Source data:
****************************************

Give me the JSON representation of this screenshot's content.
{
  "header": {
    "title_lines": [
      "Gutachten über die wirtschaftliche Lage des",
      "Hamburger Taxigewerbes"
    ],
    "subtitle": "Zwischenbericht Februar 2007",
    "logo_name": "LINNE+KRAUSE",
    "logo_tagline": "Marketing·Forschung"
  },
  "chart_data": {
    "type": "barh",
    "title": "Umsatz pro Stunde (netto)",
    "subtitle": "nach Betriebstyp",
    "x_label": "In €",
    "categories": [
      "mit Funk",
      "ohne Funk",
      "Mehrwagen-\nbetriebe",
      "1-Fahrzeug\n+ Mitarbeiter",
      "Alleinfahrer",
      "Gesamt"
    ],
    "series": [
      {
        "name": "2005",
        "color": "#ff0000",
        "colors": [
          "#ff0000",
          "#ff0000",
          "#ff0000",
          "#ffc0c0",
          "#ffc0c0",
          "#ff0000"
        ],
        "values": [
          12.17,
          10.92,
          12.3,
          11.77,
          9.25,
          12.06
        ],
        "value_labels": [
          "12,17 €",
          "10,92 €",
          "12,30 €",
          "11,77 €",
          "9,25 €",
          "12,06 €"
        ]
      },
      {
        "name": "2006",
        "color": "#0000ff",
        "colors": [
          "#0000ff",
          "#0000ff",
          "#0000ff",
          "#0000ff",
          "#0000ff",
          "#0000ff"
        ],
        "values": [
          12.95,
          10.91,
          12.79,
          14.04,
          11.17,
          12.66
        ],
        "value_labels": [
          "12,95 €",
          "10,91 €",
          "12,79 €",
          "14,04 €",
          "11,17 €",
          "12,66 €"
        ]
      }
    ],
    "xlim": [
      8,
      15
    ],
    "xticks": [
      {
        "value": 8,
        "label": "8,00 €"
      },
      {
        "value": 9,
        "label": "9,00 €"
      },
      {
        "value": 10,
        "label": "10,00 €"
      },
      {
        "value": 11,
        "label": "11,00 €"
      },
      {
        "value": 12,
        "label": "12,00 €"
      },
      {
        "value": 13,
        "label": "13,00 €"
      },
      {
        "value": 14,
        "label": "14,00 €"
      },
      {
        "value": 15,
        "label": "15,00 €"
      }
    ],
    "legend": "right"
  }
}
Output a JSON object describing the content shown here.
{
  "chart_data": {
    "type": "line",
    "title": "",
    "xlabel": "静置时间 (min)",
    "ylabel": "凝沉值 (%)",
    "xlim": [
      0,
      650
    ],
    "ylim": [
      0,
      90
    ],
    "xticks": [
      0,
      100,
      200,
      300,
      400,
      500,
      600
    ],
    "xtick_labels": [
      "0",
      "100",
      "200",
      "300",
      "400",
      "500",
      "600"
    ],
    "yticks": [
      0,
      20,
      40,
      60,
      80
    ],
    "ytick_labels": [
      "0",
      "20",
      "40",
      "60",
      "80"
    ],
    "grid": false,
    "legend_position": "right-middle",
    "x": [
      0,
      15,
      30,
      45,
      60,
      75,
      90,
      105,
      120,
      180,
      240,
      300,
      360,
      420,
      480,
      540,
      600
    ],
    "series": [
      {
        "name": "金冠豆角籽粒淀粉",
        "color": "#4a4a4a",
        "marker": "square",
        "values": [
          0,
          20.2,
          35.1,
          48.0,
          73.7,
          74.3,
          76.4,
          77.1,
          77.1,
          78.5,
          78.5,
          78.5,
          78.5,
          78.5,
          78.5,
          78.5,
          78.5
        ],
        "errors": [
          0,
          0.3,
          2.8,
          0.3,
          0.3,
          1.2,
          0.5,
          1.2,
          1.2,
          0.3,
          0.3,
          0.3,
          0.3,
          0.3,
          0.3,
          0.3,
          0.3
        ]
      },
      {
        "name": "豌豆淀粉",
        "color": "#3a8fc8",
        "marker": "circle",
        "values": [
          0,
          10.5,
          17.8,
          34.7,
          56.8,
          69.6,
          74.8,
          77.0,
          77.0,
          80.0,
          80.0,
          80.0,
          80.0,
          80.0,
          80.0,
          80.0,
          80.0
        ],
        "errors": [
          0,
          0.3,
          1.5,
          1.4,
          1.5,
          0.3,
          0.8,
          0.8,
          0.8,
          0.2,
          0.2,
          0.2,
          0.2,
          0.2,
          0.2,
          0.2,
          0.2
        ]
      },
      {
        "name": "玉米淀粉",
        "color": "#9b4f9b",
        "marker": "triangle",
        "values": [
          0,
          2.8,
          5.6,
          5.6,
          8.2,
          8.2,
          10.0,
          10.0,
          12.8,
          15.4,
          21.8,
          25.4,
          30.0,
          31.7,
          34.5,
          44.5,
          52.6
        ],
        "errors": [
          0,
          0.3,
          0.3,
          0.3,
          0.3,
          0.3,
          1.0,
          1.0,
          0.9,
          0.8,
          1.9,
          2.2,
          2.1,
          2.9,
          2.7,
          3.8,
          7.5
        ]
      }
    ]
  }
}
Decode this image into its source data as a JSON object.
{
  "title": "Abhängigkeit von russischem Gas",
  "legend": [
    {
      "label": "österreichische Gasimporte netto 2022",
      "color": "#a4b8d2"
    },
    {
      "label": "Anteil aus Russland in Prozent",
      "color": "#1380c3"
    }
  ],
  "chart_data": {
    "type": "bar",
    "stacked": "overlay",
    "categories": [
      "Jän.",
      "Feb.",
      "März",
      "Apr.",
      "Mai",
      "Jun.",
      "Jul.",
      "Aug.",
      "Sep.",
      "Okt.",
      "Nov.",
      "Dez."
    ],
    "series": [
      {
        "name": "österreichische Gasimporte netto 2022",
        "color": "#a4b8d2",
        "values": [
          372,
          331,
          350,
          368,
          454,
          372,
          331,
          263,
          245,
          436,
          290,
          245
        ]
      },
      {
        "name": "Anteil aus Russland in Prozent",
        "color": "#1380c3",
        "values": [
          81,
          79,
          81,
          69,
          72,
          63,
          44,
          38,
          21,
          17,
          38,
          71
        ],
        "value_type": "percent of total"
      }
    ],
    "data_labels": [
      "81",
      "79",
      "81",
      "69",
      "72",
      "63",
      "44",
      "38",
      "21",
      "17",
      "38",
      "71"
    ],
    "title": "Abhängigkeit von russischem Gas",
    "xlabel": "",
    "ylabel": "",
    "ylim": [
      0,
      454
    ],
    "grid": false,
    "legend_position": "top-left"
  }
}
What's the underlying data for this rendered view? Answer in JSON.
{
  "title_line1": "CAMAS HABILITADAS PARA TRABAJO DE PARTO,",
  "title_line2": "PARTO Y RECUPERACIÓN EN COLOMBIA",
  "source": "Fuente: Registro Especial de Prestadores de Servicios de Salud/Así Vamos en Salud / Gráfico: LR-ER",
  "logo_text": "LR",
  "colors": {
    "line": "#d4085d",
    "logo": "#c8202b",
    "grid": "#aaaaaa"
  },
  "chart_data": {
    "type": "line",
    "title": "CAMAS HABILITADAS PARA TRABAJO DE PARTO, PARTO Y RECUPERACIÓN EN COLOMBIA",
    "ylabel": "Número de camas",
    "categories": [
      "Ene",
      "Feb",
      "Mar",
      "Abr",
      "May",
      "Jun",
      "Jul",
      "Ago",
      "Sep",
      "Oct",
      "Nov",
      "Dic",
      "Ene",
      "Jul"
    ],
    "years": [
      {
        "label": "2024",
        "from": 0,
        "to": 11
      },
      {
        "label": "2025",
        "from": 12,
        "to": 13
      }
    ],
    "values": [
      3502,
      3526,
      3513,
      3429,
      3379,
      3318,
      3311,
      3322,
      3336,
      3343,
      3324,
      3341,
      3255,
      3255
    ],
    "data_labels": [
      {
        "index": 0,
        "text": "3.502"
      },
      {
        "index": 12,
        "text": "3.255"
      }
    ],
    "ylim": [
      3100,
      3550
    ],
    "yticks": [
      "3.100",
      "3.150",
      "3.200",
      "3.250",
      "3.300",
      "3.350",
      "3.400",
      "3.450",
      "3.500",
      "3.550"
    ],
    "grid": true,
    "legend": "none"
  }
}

****************************************

Provide solely the number of lines in the data that include the word "grid".

4